[Given task] Pull out every line from the listing that has the word "Meteorology".
___ Records for the exercise
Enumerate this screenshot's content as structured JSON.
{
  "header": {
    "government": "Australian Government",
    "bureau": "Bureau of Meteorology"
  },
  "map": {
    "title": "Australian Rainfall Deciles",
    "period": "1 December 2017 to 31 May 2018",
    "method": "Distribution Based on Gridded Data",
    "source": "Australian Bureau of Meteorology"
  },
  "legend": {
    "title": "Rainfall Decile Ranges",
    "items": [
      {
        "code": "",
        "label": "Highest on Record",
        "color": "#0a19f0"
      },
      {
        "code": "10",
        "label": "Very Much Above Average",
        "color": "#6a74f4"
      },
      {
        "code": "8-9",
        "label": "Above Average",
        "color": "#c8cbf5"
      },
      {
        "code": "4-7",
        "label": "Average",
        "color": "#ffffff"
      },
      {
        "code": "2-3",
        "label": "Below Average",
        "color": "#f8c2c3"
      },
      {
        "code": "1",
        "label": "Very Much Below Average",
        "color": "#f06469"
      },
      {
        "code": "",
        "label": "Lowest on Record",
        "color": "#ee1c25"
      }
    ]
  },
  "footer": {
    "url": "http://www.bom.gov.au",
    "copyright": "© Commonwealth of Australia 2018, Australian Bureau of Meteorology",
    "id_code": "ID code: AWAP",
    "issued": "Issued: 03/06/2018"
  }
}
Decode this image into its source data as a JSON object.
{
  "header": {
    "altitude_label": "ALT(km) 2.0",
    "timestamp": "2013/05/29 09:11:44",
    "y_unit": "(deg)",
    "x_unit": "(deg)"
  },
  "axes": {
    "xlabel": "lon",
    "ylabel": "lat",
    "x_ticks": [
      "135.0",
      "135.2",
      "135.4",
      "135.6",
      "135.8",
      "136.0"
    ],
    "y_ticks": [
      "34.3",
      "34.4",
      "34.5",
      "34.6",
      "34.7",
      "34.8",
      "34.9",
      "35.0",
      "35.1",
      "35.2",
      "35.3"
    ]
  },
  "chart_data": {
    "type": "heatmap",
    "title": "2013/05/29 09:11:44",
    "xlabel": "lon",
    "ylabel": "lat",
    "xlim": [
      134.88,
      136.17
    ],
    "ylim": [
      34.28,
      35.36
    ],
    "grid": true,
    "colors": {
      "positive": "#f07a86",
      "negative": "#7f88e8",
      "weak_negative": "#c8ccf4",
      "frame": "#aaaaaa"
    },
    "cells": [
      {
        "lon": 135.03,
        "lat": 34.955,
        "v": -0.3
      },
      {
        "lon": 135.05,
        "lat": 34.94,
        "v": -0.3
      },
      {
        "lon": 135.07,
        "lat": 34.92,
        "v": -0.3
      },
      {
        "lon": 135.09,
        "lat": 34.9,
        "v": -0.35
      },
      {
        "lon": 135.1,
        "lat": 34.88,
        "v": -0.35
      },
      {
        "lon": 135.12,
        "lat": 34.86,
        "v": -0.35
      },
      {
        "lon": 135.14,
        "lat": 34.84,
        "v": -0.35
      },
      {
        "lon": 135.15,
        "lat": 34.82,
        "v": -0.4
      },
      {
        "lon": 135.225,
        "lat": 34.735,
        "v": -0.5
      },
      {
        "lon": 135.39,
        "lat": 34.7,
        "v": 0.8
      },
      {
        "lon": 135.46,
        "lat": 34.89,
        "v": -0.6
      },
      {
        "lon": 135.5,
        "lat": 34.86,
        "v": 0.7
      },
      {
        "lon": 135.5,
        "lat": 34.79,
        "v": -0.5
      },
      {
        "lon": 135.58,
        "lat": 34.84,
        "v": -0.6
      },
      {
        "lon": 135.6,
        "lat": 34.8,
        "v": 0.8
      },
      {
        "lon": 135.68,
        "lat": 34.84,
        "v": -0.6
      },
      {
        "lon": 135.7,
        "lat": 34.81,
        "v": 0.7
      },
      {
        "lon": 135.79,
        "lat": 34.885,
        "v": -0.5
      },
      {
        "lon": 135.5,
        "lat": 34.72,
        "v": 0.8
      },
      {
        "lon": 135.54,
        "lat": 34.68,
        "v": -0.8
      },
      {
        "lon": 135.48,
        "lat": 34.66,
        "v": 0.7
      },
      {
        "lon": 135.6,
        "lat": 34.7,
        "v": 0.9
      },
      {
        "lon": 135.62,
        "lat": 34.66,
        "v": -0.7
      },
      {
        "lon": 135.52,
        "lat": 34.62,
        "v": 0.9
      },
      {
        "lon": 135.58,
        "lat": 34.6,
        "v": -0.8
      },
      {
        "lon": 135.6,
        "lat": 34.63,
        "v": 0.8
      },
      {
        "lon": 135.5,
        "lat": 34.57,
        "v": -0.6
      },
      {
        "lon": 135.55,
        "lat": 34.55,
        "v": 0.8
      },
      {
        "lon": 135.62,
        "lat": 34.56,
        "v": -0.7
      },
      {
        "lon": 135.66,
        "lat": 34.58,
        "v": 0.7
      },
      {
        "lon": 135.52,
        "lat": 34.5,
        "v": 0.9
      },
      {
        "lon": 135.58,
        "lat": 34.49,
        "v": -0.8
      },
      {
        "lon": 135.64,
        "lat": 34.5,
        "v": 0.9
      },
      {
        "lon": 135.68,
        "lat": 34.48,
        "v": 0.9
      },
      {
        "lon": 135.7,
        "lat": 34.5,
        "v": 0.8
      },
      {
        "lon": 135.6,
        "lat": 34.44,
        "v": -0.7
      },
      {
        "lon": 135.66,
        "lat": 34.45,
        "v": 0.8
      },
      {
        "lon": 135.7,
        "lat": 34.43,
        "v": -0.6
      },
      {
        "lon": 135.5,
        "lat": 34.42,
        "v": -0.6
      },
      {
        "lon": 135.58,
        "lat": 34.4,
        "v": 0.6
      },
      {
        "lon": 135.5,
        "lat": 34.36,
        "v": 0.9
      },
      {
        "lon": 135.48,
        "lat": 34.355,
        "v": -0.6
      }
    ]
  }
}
______
[Output of the task]
    "bureau": "Bureau of Meteorology"
    "source": "Australian Bureau of Meteorology"
    "copyright": "© Commonwealth of Australia 2018, Australian Bureau of Meteorology",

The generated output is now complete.